(Dataset rows about figures)

>> begin

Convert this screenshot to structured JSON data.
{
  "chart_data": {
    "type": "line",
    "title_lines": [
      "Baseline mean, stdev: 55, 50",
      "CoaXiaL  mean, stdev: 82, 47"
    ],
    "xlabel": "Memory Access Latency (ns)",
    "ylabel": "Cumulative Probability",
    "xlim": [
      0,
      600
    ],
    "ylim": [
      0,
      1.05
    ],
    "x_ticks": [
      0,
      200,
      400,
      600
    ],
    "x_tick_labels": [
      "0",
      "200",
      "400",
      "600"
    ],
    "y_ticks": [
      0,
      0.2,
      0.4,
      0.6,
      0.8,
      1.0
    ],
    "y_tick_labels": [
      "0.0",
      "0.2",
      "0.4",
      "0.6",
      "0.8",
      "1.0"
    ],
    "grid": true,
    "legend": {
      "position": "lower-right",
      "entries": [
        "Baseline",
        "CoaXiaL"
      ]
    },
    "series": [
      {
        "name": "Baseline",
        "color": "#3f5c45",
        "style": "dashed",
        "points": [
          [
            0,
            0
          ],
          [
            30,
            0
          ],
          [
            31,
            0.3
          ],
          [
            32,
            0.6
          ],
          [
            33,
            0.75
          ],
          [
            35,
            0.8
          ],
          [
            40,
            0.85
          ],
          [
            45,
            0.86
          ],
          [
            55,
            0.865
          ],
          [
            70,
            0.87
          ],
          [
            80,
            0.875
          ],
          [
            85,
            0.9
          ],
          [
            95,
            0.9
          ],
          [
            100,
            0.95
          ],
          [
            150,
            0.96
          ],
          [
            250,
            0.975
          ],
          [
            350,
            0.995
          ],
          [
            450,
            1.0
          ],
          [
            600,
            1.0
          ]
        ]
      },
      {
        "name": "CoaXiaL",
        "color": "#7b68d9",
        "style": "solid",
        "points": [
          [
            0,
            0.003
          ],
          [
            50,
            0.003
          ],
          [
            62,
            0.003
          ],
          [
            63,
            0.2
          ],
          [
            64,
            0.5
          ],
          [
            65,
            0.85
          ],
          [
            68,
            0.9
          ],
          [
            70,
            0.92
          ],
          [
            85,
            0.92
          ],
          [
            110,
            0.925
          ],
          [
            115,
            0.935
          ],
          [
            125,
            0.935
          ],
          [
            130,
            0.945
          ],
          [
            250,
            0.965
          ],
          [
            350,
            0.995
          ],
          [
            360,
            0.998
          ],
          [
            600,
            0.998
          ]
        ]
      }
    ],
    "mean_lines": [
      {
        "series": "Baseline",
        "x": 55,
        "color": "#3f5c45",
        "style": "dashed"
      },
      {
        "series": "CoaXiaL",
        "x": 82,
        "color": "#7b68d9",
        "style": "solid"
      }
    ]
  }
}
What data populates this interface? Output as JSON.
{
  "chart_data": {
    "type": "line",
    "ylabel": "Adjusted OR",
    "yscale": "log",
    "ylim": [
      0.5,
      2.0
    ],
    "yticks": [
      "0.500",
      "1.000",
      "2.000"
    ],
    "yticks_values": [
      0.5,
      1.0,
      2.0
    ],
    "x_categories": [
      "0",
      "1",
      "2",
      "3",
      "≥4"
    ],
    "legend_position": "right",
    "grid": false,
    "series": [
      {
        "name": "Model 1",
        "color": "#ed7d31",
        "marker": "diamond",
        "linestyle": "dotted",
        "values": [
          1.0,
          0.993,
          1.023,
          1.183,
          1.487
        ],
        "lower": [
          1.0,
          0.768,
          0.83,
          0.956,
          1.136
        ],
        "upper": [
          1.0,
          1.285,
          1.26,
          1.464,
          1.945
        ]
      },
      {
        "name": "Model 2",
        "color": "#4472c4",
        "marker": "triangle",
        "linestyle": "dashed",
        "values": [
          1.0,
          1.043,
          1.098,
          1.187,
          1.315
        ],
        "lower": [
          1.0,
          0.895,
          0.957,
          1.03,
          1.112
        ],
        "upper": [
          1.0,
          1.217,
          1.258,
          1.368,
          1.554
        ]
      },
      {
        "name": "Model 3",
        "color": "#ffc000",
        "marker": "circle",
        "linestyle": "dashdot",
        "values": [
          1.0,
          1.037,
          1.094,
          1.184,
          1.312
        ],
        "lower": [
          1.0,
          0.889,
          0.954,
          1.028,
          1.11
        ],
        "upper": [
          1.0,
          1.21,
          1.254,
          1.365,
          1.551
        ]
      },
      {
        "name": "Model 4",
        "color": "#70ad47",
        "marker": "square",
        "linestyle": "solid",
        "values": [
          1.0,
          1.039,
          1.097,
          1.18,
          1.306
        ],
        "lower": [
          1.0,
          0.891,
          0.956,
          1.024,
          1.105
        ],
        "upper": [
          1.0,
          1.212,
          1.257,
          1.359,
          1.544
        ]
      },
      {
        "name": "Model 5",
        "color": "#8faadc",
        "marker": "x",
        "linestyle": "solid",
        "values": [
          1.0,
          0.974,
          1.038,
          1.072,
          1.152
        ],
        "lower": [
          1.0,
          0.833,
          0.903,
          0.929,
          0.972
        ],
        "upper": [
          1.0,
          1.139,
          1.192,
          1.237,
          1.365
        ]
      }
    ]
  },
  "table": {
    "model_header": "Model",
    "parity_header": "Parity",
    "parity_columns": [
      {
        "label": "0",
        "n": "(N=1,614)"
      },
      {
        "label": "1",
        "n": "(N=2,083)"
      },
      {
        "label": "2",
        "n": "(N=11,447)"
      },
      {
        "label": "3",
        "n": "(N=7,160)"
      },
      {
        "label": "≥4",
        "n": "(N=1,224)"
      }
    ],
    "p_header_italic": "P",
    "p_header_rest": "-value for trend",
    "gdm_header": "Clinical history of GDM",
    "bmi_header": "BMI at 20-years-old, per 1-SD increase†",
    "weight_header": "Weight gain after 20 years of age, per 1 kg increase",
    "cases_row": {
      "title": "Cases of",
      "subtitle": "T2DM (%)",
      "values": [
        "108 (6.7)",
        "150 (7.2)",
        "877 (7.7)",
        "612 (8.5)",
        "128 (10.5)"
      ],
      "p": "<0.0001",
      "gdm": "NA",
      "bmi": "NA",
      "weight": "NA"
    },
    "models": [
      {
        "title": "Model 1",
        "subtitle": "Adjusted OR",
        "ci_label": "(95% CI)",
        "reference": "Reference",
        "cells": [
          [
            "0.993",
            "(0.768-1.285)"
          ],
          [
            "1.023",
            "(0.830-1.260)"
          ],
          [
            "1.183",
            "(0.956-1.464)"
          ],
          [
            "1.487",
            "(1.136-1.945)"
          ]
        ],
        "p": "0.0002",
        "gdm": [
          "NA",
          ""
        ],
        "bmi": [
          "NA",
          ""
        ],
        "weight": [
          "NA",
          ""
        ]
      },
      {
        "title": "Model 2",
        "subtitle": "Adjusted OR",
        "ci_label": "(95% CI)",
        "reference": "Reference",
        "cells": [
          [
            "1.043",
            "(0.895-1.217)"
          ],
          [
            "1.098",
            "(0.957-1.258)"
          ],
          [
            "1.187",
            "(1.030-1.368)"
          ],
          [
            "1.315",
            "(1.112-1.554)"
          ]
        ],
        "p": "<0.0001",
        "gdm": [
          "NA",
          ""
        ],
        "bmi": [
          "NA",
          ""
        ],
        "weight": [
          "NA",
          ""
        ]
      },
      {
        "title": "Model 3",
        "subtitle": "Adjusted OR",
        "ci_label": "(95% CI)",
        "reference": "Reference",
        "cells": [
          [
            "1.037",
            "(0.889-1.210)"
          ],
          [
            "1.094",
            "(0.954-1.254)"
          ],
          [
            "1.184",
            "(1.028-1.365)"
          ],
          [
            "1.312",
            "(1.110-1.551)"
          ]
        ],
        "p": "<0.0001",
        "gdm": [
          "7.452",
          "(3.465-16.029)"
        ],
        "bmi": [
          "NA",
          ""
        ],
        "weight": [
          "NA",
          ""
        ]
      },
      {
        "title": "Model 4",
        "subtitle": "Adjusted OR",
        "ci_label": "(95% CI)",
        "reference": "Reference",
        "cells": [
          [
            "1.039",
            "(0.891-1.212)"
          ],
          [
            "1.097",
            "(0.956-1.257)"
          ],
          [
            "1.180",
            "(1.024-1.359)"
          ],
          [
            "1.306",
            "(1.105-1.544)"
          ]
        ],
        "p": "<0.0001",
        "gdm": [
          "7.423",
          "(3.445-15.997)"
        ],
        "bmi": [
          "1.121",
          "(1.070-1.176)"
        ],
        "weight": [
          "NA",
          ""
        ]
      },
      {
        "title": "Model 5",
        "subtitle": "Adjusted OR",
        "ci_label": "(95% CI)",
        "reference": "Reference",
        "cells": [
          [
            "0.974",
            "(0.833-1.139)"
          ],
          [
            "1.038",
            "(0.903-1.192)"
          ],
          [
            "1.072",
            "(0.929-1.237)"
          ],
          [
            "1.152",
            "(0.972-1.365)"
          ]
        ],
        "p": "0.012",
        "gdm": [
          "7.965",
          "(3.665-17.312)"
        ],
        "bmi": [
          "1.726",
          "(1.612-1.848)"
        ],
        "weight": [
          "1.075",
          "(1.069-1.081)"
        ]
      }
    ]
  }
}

>> end

§ Problem details:
List all lines above in which the string "increase" appears.

§ Result of the task:
    "bmi_header": "BMI at 20-years-old, per 1-SD increase†",
    "weight_header": "Weight gain after 20 years of age, per 1 kg increase",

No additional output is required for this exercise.